## start SUPPLIED RECORDS
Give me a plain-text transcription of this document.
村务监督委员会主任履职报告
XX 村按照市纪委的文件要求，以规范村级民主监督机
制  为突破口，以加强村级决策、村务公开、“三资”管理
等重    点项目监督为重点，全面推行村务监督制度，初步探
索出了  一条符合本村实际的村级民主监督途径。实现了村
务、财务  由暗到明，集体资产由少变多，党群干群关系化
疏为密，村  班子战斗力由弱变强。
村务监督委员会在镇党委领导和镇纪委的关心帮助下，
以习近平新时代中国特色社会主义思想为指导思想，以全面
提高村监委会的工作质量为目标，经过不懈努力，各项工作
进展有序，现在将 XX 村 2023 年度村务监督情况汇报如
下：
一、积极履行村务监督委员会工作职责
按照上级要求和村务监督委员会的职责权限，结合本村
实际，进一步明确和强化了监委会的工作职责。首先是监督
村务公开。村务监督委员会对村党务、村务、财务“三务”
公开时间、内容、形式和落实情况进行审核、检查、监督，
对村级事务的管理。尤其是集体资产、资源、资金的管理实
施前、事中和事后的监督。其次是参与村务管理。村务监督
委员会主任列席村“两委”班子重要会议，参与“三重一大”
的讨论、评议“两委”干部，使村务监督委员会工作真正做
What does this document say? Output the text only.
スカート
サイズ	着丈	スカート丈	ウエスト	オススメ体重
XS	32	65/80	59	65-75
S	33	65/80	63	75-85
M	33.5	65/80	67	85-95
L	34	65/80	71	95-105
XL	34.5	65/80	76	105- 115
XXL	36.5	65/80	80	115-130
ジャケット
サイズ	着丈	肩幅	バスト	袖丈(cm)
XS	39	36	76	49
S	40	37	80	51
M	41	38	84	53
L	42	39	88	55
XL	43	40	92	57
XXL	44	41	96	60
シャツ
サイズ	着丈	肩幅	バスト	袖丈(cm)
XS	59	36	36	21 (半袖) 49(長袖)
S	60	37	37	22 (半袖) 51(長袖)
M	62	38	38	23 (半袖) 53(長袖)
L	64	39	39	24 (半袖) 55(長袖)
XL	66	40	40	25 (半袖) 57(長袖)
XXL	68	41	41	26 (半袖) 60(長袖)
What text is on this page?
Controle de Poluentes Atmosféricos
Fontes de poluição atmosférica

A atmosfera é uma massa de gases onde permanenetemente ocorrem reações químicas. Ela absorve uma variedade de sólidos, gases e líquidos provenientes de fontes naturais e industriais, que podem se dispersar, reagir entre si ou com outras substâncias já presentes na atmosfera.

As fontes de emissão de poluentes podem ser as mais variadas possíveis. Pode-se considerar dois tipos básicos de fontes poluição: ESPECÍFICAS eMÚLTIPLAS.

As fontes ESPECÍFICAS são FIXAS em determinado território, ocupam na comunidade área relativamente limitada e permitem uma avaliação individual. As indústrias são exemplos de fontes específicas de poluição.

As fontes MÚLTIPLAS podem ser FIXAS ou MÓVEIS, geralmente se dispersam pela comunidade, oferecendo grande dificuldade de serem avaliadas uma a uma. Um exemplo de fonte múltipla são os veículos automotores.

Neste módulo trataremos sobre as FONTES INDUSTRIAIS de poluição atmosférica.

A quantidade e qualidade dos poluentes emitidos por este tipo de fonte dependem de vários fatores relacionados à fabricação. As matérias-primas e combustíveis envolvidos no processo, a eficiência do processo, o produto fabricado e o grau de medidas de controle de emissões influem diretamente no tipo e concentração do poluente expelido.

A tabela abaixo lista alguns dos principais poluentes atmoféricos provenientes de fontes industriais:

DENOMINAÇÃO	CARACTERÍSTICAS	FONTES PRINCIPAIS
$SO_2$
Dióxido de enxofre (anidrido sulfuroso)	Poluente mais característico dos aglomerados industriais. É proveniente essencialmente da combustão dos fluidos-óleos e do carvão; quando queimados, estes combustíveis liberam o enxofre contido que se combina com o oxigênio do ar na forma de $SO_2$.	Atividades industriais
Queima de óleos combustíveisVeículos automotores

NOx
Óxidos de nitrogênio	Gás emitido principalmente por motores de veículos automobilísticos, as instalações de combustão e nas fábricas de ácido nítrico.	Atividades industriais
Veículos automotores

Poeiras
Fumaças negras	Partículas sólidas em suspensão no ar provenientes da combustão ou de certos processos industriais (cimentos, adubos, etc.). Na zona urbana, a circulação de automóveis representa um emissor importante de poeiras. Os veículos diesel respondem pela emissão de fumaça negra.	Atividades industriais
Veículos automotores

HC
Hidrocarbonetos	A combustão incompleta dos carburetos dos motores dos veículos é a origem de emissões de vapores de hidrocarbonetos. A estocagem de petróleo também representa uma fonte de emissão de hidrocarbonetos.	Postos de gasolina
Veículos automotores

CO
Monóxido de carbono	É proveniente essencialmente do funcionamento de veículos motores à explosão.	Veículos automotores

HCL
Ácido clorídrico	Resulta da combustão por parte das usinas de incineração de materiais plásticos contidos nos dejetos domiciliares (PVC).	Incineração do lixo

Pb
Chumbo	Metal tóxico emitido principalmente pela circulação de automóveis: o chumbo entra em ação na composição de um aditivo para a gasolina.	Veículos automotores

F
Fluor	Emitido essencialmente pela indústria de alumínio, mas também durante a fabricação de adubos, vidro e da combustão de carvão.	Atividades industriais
## end SUPPLIED RECORDS
• PROBLEM STATEMENT: Copy each line in the data that holds the word "principalmente".

• SOLUTION TO THIS PROBLEM:
Óxidos de nitrogênio	Gás emitido principalmente por motores de veículos automobilísticos, as instalações de combustão e nas fábricas de ácido nítrico.	Atividades industriais
Chumbo	Metal tóxico emitido principalmente pela circulação de automóveis: o chumbo entra em ação na composição de um aditivo para a gasolina.	Veículos automotores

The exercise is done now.